• [Records supplied]:
--------

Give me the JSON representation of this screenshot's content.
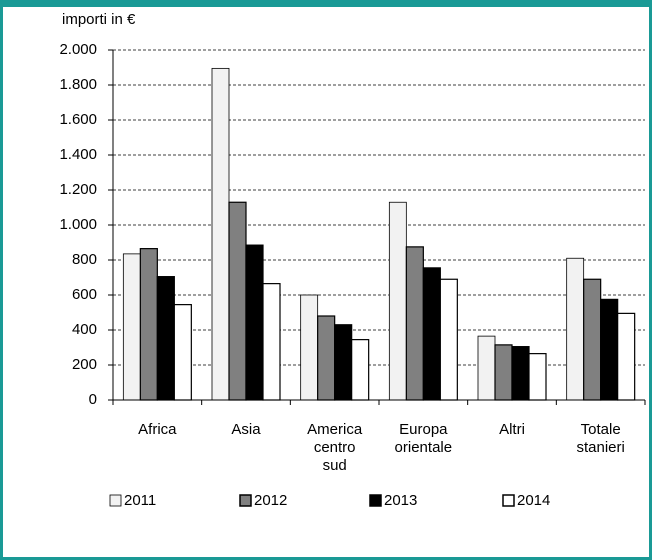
{
  "chart_data": {
    "type": "bar",
    "y_axis_label": "importi in €",
    "categories": [
      "Africa",
      "Asia",
      "America centro sud",
      "Europa orientale",
      "Altri",
      "Totale stanieri"
    ],
    "series": [
      {
        "name": "2011",
        "color": "#f2f2f2",
        "values": [
          835,
          1895,
          600,
          1130,
          365,
          810
        ]
      },
      {
        "name": "2012",
        "color": "#808080",
        "values": [
          865,
          1130,
          480,
          875,
          315,
          690
        ]
      },
      {
        "name": "2013",
        "color": "#000000",
        "values": [
          705,
          885,
          430,
          755,
          305,
          575
        ]
      },
      {
        "name": "2014",
        "color": "#ffffff",
        "values": [
          545,
          665,
          345,
          690,
          265,
          495
        ]
      }
    ],
    "ylim": [
      0,
      2000
    ],
    "yticks": [
      0,
      200,
      400,
      600,
      800,
      {
        "value": 1000,
        "label": "1.000"
      },
      {
        "value": 1200,
        "label": "1.200"
      },
      {
        "value": 1400,
        "label": "1.400"
      },
      {
        "value": 1600,
        "label": "1.600"
      },
      {
        "value": 1800,
        "label": "1.800"
      },
      {
        "value": 2000,
        "label": "2.000"
      }
    ],
    "grid": true
  }
}
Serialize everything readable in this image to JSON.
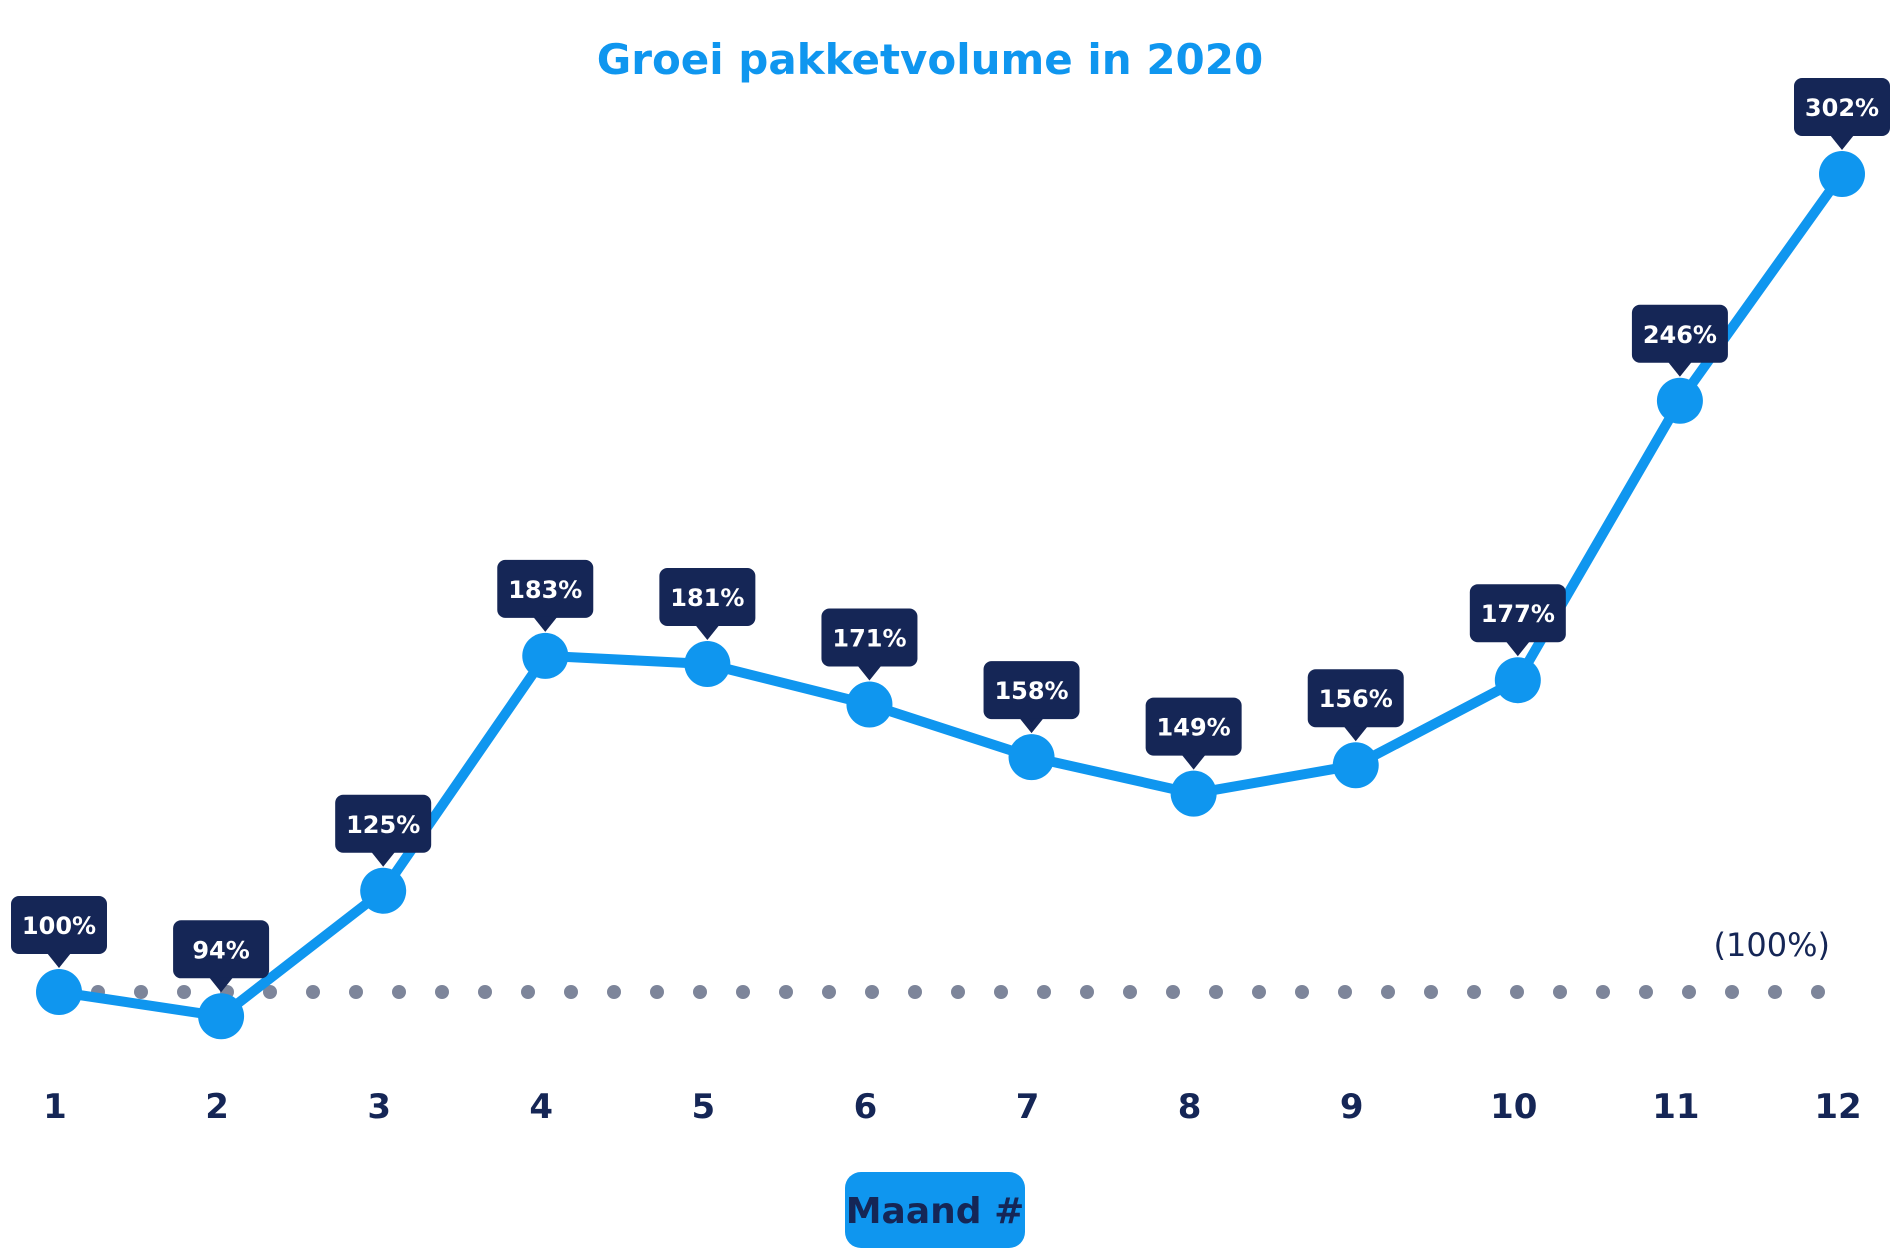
{
  "chart_data": {
    "type": "line",
    "title": "Groei pakketvolume in 2020",
    "xlabel": "Maand #",
    "ylabel": "",
    "categories": [
      "1",
      "2",
      "3",
      "4",
      "5",
      "6",
      "7",
      "8",
      "9",
      "10",
      "11",
      "12"
    ],
    "series": [
      {
        "name": "Groei pakketvolume",
        "values": [
          100,
          94,
          125,
          183,
          181,
          171,
          158,
          149,
          156,
          177,
          246,
          302
        ],
        "labels": [
          "100%",
          "94%",
          "125%",
          "183%",
          "181%",
          "171%",
          "158%",
          "149%",
          "156%",
          "177%",
          "246%",
          "302%"
        ]
      }
    ],
    "reference_line": {
      "value": 100,
      "label": "(100%)",
      "style": "dotted"
    },
    "ylim": [
      90,
      310
    ],
    "grid": false,
    "legend": "none"
  },
  "colors": {
    "title": "#0f96ef",
    "line": "#0f96ef",
    "callout": "#152656",
    "reference_dots": "#7d859a",
    "axis_text": "#152656"
  }
}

--------

• [Exercise requirements]:
Quote exactly, and only, the lines from the one containing "Serialize everything readable" through the last line of the records above, both included; leave out any pictures.

• [The output]:
Serialize everything readable in this image to JSON.
{
  "chart_data": {
    "type": "line",
    "title": "Groei pakketvolume in 2020",
    "xlabel": "Maand #",
    "ylabel": "",
    "categories": [
      "1",
      "2",
      "3",
      "4",
      "5",
      "6",
      "7",
      "8",
      "9",
      "10",
      "11",
      "12"
    ],
    "series": [
      {
        "name": "Groei pakketvolume",
        "values": [
          100,
          94,
          125,
          183,
          181,
          171,
          158,
          149,
          156,
          177,
          246,
          302
        ],
        "labels": [
          "100%",
          "94%",
          "125%",
          "183%",
          "181%",
          "171%",
          "158%",
          "149%",
          "156%",
          "177%",
          "246%",
          "302%"
        ]
      }
    ],
    "reference_line": {
      "value": 100,
      "label": "(100%)",
      "style": "dotted"
    },
    "ylim": [
      90,
      310
    ],
    "grid": false,
    "legend": "none"
  },
  "colors": {
    "title": "#0f96ef",
    "line": "#0f96ef",
    "callout": "#152656",
    "reference_dots": "#7d859a",
    "axis_text": "#152656"
  }
}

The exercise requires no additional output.